VRAI OU FAUX. Crise à Mayotte : la restriction du droit du sol peut-elle être une mesure efficace pour freiner l'immigration illégale ?
Restreindre le droit du sol à Mayotte pour contenir l'immigration illégale. Dans un contexte de forte pression migratoire sur une île où près d'un habitant sur deux est de nationalité étrangère selon l'Insee, voilà l'objectif affiché d'une proposition de loi des Républicains (LR), examinée à l'Assemblée nationale jeudi 6 février. Le Premier ministre, François Bayrou, a une nouvelle fois déclaré qu'il était favorable à une telle restriction, lundi, dans une interview sur LCI. Tandis qu'en février 2024, Gérald Darmanin, alors ministre de l'Intérieur, avait réclamé l'abrogation du droit du sol à Mayotte.
Dans le droit français, un enfant né en France de parents étrangers acquiert automatiquement la nationalité française à sa majorité. Il peut aussi l'acquérir à partir de l'âge de 13 ans, s'il peut justifier de cinq ans de résidence sur le territoire français, depuis l'âge de 8 ans. Et ce, quel que soit le statut administratif de ses parents. Mais cette possibilité d’accéder à la nationalité française est déjà restreinte à Mayotte. Depuis la loi du 10 septembre 2018, dite "loi Collomb" ou "loi Thani", cette acquisition n'est possible qu'à condition que l'un des deux parents ait résidé en France de manière légale et "ininterrompue pendant plus de trois mois" avant sa naissance. La proposition de loi des Républicains vise à étendre ces conditions restrictives aux deux parents et à allonger cette durée à au moins une année.

· · ·

• [Consignes de travail]
(1) Relevez dans l'article sur le droit du sol à Mayotte toutes les durées de résidence posées ou proposées comme condition d'accès à la nationalité française.
(2) Prolongez l'article sur le droit du sol à Mayotte à partir de sa dernière phrase.
Les données proviennent d'une source distincte de l'article.

• [Données affichées]
· · ·

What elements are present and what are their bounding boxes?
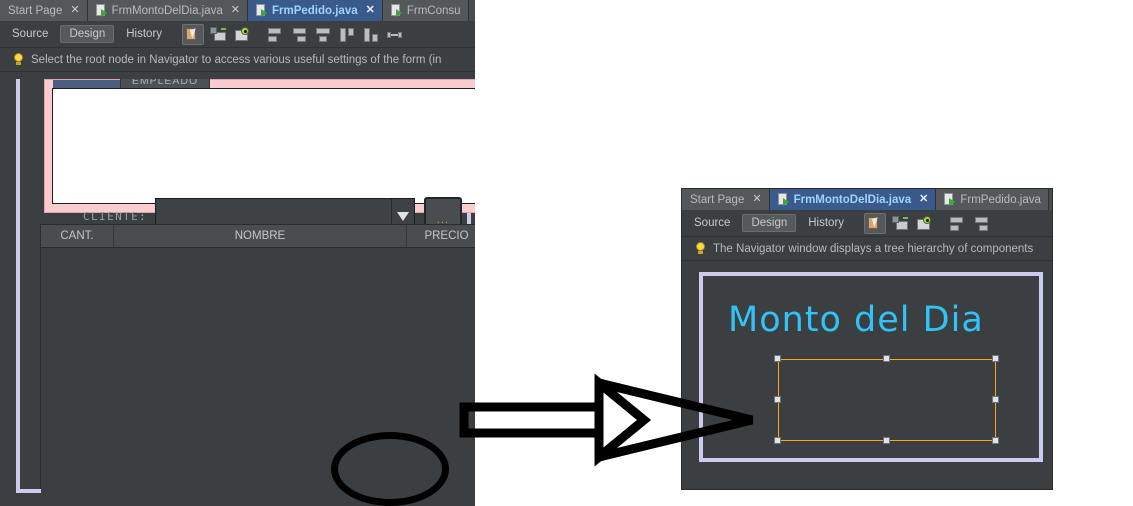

· · ·

• [Réponses dans l'ordre]
(1)
- Cinq ans de résidence sur le territoire français depuis l'âge de 8 ans, pour un enfant né en France de parents étrangers qui demande la nationalité dès 13 ans.
- Plus de trois mois de résidence légale et ininterrompue en France pour l'un des deux parents avant la naissance, condition imposée à Mayotte par la loi du 10 septembre 2018.
- Au moins une année pour les deux parents, durée prévue par la proposition de loi des Républicains.

(2)
Il est "impératif de stopper l'attractivité de Mayotte pour les flux migratoires", expose leur texte. "Le droit du sol, dans sa forme actuelle, joue un rôle d'aimant en attirant des populations en situation irrégulière" en provenance de l'archipel voisin des Comores, assurent les auteurs. De son côté, la députée Liot de Mayotte, Estelle Youssouffa, évoque même des "bébés papiers" pour désigner les enfants de femmes comoriennes venant accoucher dans le département français. Mais la restriction du droit du sol, également soutenue par nombre d'élus mahorais, peut-elle être vraiment efficace pour endiguer l'immigration clandestine ?
L'efficacité de la réforme de 2018 reste à prouver
"Il n'y a pas eu d'étude d'impact visant à mesurer les effets de la réforme de 2018", souligne François Hermet, maître de conférences en sciences économiques à l'université de La Réunion. "Si l'on durcit une loi qui n'est pas efficace au départ, cela n'apportera pas plus d'efficacité dans la lutte contre l'immigration clandestine", juge-t-il. Il n'existe pas non plus d'enquête sur les motivations des migrants clandestins, en grande majorité comoriens.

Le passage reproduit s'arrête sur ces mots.